=== Source data ===

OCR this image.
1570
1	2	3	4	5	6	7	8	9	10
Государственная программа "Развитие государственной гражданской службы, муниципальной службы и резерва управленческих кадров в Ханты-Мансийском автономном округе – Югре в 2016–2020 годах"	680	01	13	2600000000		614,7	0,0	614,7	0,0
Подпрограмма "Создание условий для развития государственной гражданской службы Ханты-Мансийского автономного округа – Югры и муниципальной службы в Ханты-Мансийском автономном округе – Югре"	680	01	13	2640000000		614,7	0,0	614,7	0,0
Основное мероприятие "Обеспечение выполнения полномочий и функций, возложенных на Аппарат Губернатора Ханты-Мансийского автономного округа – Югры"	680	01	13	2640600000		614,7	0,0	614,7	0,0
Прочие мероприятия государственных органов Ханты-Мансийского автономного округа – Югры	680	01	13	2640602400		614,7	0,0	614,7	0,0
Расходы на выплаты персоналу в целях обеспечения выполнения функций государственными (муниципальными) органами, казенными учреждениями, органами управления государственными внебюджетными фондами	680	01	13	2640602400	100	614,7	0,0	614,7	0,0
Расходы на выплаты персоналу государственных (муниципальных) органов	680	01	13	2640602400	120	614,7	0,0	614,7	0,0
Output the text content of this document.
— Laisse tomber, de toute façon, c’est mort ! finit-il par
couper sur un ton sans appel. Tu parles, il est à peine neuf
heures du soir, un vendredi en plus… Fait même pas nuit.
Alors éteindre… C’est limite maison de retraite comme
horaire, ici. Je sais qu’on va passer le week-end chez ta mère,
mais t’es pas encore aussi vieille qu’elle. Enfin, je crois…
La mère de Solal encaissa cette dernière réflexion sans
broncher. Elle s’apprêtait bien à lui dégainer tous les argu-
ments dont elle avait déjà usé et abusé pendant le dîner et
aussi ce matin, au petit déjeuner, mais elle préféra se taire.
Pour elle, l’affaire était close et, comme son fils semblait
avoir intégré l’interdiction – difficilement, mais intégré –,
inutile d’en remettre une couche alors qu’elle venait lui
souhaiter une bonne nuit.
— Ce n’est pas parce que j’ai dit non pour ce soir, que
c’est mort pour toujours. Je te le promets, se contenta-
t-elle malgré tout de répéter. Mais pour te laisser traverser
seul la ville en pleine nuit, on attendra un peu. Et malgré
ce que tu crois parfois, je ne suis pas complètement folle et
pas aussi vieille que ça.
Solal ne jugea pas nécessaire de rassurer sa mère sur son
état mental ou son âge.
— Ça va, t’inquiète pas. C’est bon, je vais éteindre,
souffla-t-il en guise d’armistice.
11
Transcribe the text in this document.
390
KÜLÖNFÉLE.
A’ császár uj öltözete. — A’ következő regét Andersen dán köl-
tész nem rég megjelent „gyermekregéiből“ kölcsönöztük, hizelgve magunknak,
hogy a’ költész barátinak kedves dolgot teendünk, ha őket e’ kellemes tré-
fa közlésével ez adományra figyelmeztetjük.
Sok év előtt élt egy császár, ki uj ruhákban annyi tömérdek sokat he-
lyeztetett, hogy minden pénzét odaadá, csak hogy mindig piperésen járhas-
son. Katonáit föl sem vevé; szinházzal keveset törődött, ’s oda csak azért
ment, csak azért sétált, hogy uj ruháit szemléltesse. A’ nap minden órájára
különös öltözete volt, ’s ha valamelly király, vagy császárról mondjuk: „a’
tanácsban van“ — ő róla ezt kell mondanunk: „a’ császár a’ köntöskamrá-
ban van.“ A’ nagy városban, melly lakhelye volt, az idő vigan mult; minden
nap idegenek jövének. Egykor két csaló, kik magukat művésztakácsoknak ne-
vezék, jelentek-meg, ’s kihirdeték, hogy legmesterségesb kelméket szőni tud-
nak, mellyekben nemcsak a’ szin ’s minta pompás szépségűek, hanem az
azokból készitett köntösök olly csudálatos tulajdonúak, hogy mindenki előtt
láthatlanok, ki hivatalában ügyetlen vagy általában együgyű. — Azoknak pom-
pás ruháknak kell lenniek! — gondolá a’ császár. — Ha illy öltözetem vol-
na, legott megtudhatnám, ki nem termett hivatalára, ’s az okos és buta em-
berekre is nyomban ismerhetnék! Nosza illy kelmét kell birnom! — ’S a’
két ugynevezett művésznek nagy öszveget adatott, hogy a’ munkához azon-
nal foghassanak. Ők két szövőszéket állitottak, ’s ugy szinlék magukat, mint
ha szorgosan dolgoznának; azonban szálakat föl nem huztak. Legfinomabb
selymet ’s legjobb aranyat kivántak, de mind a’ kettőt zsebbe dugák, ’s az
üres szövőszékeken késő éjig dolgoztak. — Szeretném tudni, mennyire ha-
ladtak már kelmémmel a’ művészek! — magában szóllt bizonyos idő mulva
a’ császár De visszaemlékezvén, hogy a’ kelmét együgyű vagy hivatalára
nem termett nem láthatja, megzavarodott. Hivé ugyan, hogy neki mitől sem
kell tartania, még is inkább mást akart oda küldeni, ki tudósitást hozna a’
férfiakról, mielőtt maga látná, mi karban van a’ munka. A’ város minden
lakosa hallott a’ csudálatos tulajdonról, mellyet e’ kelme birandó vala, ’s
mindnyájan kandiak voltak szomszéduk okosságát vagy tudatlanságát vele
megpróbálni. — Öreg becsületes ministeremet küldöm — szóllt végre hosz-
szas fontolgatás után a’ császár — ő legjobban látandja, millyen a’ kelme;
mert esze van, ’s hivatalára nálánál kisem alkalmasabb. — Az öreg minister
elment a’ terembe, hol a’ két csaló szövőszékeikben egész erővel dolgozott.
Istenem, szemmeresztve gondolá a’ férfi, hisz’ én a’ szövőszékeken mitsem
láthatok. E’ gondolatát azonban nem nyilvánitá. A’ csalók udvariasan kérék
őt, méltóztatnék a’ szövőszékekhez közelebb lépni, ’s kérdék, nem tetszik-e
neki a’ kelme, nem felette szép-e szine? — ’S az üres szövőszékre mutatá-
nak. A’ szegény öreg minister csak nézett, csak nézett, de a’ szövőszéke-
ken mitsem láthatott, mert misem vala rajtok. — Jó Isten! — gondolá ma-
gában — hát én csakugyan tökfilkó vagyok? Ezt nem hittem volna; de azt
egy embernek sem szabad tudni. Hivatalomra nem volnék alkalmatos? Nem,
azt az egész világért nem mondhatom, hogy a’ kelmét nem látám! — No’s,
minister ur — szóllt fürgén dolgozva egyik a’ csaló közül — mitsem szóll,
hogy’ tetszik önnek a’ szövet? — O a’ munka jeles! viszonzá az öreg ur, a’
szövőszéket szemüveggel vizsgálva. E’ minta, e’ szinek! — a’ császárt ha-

===

Report only how many lines in the records contain the word "персоналу".

[Solved problem] 2